_Figure record listings_.
+---+

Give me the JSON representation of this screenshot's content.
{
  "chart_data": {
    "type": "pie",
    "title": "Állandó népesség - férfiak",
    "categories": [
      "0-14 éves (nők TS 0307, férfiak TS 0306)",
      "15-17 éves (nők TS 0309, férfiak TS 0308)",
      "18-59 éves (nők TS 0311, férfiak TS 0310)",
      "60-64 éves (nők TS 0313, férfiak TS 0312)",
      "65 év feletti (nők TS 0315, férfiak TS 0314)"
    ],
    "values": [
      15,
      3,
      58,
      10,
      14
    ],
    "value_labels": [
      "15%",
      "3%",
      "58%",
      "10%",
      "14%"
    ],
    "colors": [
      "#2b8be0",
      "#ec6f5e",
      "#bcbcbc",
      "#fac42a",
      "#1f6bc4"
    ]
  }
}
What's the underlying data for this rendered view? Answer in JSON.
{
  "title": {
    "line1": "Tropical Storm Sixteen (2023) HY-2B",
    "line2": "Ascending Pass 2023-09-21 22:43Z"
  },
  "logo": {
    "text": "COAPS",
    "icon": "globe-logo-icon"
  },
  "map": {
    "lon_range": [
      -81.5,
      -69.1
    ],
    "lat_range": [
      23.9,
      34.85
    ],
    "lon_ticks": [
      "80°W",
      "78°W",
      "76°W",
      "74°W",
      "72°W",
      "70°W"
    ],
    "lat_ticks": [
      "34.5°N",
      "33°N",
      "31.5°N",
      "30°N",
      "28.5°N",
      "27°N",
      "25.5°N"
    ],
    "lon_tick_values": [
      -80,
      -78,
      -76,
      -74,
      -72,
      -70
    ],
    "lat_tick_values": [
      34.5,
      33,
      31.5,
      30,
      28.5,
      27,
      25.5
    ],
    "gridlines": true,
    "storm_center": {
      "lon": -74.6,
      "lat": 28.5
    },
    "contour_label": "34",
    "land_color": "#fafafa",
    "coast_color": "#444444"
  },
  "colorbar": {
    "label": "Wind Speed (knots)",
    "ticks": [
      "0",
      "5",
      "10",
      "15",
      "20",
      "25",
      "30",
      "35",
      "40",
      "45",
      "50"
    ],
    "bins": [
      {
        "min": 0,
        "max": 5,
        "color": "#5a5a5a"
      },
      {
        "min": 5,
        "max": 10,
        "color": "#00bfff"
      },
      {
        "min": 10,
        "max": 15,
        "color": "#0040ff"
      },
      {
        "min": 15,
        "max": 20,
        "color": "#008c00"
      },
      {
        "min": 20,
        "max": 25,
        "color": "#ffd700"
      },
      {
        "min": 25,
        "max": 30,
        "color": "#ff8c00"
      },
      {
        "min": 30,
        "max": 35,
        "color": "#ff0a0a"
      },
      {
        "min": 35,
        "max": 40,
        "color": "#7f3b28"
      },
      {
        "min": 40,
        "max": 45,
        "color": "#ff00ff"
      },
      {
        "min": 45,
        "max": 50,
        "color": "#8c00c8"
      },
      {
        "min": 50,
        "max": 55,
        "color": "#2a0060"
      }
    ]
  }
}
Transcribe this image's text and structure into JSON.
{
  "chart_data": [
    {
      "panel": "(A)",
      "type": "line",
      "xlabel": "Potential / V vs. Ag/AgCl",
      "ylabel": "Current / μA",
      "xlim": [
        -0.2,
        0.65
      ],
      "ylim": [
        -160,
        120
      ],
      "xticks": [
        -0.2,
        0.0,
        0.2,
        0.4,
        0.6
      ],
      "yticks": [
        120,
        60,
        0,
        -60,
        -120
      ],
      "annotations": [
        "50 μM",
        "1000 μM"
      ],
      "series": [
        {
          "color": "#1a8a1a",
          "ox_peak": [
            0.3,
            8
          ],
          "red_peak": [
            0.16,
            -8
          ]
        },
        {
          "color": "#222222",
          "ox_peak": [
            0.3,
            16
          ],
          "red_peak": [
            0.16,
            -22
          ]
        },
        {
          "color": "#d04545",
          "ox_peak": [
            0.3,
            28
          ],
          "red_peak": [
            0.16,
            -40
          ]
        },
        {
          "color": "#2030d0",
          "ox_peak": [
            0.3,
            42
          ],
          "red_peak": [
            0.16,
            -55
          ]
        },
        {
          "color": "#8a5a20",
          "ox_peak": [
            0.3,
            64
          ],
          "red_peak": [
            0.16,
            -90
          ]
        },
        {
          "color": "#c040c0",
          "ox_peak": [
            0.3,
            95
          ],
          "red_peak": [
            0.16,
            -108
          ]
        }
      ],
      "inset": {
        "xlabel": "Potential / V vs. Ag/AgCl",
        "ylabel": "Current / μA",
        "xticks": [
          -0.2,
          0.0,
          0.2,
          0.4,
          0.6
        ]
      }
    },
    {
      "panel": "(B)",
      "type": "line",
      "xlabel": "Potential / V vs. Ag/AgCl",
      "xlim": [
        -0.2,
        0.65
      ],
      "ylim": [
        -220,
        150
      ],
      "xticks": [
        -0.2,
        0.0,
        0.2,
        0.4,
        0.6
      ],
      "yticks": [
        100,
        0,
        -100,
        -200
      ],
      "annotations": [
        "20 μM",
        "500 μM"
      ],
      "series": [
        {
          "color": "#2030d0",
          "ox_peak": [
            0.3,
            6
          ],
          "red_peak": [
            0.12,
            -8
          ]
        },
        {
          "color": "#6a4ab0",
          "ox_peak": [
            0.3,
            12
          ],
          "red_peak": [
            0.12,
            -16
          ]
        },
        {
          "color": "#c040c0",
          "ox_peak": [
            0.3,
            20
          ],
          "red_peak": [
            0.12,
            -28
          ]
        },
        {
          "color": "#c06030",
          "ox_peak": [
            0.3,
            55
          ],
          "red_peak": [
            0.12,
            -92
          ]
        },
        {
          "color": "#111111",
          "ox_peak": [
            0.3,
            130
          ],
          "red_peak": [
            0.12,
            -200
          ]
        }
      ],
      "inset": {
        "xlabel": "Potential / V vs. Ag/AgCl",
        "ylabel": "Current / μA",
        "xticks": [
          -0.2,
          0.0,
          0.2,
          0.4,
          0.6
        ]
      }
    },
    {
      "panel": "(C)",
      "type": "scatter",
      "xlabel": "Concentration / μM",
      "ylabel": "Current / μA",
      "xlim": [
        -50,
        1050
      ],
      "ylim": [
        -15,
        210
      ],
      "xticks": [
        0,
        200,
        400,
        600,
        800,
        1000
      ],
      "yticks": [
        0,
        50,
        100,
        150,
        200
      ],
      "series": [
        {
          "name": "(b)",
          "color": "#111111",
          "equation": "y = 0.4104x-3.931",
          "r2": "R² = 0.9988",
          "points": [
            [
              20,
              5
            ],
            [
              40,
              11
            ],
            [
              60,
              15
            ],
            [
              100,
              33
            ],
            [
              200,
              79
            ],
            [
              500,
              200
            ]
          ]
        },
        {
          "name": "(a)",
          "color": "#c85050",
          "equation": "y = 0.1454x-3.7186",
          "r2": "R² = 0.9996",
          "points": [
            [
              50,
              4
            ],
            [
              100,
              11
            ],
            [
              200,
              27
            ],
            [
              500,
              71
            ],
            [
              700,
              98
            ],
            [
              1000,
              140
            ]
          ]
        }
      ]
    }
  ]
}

+---+

_WHAT YOU SHOULD DO_. Where a line holds "title", copy that line.

_TASK SOLUTION_.
    "title": "Állandó népesség - férfiak",
  "title": {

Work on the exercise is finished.